WHAT YOU NEED TO DO:
Reproduce the listing below verbatim.

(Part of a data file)

start

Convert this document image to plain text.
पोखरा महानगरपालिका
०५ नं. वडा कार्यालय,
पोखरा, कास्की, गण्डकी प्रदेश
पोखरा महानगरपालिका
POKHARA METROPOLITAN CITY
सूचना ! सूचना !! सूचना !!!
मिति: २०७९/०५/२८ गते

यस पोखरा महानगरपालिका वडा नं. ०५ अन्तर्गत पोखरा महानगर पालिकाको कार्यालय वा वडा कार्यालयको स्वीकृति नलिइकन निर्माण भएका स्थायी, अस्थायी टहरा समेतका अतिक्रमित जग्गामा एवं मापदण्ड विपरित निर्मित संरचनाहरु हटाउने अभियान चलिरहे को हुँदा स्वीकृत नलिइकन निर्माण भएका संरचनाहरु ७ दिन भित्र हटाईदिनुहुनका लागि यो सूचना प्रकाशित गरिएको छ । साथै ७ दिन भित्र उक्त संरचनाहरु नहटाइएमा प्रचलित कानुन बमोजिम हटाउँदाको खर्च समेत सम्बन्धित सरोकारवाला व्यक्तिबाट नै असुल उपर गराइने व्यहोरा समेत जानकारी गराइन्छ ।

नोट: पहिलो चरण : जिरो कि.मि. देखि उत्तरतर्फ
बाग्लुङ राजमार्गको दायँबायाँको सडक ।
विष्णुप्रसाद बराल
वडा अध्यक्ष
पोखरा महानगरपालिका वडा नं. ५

end

TASK RESPONSE:
Convert this document image to plain text.
पोखरा महानगरपालिका
०५ नं. वडा कार्यालय,
पोखरा, कास्की, गण्डकी प्रदेश
पोखरा महानगरपालिका
POKHARA METROPOLITAN CITY
सूचना ! सूचना !! सूचना !!!
मिति: २०७९/०५/२८ गते

यस पोखरा महानगरपालिका वडा नं. ०५ अन्तर्गत पोखरा महानगर पालिकाको कार्यालय वा वडा कार्यालयको स्वीकृति नलिइकन निर्माण भएका स्थायी, अस्थायी टहरा समेतका अतिक्रमित जग्गामा एवं मापदण्ड विपरित निर्मित संरचनाहरु हटाउने अभियान चलिरहे को हुँदा स्वीकृत नलिइकन निर्माण भएका संरचनाहरु ७ दिन भित्र हटाईदिनुहुनका लागि यो सूचना प्रकाशित गरिएको छ । साथै ७ दिन भित्र उक्त संरचनाहरु नहटाइएमा प्रचलित कानुन बमोजिम हटाउँदाको खर्च समेत सम्बन्धित सरोकारवाला व्यक्तिबाट नै असुल उपर गराइने व्यहोरा समेत जानकारी गराइन्छ ।

नोट: पहिलो चरण : जिरो कि.मि. देखि उत्तरतर्फ
बाग्लुङ राजमार्गको दायँबायाँको सडक ।
विष्णुप्रसाद बराल
वडा अध्यक्ष
पोखरा महानगरपालिका वडा नं. ५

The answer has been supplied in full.